Your objective. Copy each line of the records that holds the string "ANCs".

─── Dataset extract ───

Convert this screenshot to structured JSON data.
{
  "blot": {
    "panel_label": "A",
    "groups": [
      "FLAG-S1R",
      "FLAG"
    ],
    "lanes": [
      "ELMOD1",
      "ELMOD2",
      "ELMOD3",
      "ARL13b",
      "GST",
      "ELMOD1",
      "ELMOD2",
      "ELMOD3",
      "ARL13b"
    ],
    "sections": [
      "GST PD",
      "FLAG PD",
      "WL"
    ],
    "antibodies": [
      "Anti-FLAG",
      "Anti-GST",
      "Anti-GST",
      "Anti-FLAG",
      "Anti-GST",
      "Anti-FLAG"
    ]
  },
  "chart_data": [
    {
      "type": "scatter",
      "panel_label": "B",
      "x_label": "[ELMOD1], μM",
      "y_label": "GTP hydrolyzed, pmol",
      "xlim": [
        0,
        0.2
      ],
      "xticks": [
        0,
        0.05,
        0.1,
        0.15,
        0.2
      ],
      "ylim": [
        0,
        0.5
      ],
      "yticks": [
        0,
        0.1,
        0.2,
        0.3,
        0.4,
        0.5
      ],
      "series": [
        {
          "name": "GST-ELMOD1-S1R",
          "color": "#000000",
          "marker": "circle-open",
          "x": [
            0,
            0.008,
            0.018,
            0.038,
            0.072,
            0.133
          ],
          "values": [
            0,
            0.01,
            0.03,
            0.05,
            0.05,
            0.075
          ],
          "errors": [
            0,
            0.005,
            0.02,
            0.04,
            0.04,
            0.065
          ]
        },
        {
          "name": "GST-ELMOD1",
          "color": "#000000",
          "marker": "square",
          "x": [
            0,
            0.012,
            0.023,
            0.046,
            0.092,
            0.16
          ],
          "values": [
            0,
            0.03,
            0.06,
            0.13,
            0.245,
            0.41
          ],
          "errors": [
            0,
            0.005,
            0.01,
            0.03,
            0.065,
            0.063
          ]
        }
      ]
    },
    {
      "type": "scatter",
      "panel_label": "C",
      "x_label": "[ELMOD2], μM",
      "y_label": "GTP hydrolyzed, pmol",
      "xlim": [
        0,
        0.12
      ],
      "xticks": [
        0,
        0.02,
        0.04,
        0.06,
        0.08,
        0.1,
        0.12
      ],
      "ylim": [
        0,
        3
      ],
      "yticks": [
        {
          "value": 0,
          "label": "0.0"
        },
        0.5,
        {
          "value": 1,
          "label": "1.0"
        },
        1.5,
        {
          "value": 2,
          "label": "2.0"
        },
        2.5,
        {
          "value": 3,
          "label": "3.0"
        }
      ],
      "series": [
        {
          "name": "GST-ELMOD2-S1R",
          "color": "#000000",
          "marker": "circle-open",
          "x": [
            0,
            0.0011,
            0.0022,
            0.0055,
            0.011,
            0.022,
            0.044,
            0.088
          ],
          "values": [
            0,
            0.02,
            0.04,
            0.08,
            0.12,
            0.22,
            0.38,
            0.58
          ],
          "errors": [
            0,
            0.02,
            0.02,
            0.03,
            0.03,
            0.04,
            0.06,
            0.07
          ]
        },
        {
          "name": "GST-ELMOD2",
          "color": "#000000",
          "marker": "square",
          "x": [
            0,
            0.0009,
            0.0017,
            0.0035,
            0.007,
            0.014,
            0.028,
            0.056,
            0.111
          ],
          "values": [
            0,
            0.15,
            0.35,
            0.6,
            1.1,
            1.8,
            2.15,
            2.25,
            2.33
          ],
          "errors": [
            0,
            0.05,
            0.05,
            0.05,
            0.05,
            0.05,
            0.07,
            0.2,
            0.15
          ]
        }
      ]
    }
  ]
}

───
─── Dataset extract ───

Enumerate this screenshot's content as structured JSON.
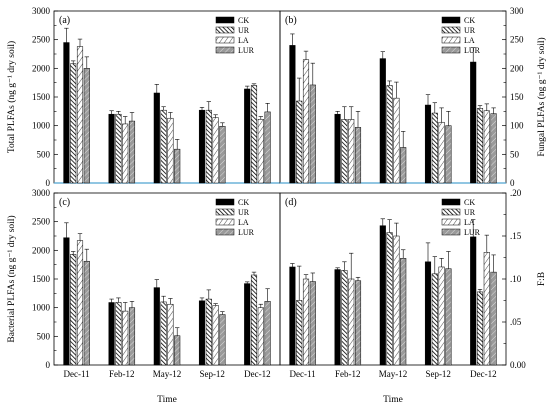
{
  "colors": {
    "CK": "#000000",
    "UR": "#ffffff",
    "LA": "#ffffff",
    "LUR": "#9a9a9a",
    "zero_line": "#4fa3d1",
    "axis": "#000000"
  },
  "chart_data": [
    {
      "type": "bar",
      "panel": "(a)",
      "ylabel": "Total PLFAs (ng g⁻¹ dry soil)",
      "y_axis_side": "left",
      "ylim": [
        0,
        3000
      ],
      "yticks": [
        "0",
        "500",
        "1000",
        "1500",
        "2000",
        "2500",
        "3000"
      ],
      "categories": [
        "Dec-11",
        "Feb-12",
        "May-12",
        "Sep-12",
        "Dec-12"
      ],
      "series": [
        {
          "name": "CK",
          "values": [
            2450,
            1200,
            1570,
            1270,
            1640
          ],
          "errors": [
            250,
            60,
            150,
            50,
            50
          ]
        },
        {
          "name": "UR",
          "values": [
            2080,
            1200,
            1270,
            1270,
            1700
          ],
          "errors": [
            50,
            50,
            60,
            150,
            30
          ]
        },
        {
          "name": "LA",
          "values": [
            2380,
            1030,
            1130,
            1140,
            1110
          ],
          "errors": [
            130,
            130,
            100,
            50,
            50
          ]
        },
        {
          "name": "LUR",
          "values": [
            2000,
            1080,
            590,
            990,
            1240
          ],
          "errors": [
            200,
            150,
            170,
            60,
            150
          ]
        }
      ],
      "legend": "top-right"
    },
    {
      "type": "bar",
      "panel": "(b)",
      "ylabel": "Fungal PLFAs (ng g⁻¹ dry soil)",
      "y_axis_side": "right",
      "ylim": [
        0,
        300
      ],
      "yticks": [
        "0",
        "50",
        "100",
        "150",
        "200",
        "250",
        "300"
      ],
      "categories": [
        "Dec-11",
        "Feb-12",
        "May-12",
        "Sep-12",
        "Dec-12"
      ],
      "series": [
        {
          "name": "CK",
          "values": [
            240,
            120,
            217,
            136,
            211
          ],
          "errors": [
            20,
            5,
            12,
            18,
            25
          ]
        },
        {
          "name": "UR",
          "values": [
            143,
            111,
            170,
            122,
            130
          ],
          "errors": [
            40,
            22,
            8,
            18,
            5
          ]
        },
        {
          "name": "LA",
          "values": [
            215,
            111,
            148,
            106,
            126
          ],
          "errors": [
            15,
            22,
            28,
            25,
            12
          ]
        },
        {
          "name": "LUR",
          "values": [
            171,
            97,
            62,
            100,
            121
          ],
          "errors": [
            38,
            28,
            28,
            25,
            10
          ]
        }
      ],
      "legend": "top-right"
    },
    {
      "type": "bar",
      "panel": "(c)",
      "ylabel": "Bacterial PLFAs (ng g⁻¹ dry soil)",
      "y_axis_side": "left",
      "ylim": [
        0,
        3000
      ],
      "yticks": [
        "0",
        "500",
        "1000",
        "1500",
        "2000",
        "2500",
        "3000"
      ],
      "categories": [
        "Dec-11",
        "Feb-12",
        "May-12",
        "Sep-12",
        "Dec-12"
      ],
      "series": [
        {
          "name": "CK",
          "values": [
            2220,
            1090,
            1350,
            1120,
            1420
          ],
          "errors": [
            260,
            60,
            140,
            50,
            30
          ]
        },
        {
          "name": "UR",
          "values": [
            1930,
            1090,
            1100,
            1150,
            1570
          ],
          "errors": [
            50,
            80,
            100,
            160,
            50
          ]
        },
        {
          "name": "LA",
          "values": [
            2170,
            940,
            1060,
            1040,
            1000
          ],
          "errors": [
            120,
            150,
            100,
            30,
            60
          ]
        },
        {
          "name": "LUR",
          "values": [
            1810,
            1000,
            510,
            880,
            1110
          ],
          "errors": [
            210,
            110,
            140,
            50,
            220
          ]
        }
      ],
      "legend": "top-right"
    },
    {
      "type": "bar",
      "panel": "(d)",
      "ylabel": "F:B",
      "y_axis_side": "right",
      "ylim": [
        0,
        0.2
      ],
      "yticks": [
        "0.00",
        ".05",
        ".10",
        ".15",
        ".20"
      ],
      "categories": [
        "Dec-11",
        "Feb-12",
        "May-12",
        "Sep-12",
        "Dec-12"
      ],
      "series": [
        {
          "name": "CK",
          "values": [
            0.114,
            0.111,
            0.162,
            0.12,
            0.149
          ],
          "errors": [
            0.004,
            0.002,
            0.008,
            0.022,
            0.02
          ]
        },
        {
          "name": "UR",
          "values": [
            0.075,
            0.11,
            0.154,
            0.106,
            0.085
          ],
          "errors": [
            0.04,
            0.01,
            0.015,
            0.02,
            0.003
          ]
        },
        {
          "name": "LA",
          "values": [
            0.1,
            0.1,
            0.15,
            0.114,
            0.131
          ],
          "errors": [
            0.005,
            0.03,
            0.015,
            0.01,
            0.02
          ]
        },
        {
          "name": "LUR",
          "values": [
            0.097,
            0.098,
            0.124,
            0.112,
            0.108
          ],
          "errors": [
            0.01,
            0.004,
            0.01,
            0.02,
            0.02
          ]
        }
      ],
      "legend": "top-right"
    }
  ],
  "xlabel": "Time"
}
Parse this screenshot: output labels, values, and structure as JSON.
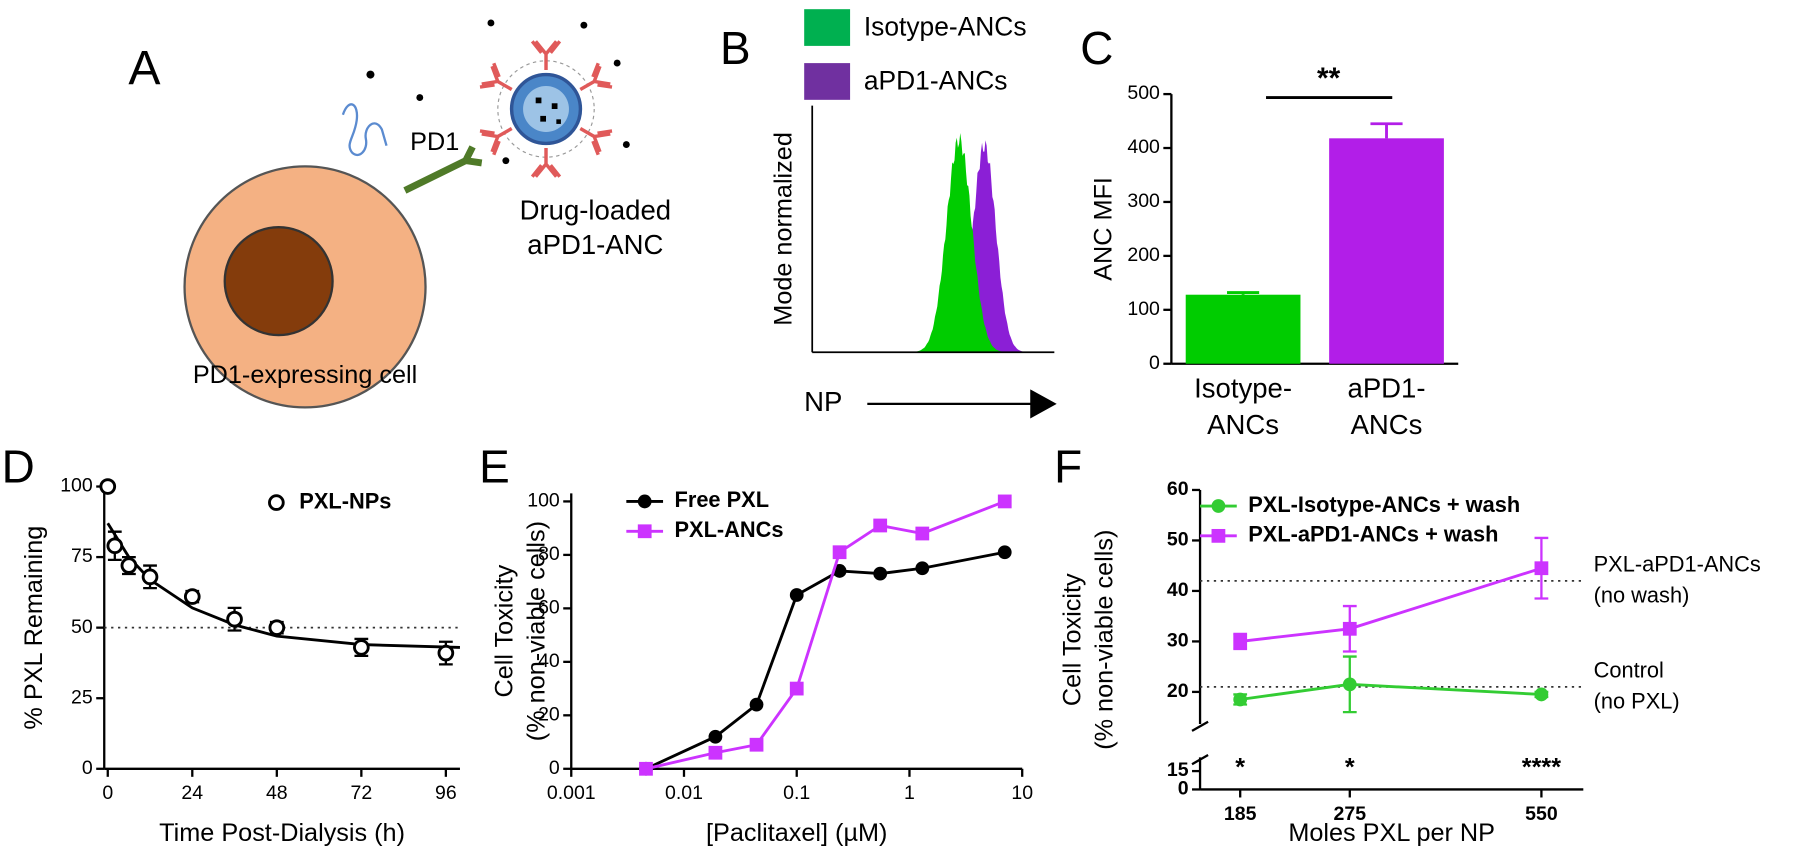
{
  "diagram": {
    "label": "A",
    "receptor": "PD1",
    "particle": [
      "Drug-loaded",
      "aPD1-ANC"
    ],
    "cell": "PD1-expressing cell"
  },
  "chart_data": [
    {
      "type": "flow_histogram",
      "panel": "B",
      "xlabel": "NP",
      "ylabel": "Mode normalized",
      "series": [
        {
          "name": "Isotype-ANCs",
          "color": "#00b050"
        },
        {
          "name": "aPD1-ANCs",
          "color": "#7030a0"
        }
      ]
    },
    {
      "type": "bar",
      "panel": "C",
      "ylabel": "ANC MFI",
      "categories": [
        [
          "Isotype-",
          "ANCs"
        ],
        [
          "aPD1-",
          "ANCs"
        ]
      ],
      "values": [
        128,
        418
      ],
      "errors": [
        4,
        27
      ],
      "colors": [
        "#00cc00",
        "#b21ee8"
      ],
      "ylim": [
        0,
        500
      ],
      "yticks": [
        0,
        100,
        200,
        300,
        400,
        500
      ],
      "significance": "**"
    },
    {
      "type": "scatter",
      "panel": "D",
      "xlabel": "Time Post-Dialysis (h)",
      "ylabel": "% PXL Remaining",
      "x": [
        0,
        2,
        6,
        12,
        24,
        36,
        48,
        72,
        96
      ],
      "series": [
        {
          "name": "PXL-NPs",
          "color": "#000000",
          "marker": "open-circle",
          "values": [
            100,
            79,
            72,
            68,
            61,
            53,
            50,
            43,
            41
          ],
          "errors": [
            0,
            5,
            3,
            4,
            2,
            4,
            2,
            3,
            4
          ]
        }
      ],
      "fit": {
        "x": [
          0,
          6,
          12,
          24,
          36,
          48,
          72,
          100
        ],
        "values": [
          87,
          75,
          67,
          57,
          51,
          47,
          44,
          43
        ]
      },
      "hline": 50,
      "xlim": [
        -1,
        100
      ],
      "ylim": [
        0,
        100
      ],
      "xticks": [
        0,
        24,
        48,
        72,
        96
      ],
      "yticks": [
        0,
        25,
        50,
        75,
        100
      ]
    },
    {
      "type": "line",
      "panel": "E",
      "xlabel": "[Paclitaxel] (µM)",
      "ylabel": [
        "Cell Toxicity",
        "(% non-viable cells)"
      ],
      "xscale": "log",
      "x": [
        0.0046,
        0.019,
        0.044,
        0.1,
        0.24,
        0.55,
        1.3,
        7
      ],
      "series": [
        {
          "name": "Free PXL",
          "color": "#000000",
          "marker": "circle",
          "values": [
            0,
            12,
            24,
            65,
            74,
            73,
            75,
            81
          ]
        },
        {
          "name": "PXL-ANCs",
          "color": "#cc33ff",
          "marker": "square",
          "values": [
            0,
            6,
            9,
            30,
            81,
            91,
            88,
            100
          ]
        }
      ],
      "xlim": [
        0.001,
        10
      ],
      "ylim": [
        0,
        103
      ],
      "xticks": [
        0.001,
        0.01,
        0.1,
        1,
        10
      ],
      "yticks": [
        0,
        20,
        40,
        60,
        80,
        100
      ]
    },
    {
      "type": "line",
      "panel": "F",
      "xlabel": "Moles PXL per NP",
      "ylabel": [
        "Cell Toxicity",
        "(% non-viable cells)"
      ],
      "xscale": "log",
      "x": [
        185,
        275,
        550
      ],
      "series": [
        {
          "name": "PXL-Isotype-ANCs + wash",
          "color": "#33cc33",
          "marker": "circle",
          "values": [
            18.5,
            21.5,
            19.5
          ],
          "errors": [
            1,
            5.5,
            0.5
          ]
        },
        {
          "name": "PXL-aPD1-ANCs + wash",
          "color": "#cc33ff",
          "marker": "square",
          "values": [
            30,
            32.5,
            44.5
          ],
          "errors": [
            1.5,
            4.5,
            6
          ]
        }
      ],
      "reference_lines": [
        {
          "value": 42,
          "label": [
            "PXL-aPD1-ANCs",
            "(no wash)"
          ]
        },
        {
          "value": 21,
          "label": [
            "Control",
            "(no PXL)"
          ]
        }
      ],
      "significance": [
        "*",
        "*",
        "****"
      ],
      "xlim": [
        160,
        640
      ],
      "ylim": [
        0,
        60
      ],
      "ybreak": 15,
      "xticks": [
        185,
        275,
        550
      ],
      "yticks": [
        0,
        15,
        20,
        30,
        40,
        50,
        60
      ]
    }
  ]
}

───

Exercise solution.
          "name": "Isotype-ANCs",
          "name": "aPD1-ANCs",
          "ANCs"
          "ANCs"
          "name": "PXL-ANCs",
          "name": "PXL-Isotype-ANCs + wash",
          "name": "PXL-aPD1-ANCs + wash",
            "PXL-aPD1-ANCs",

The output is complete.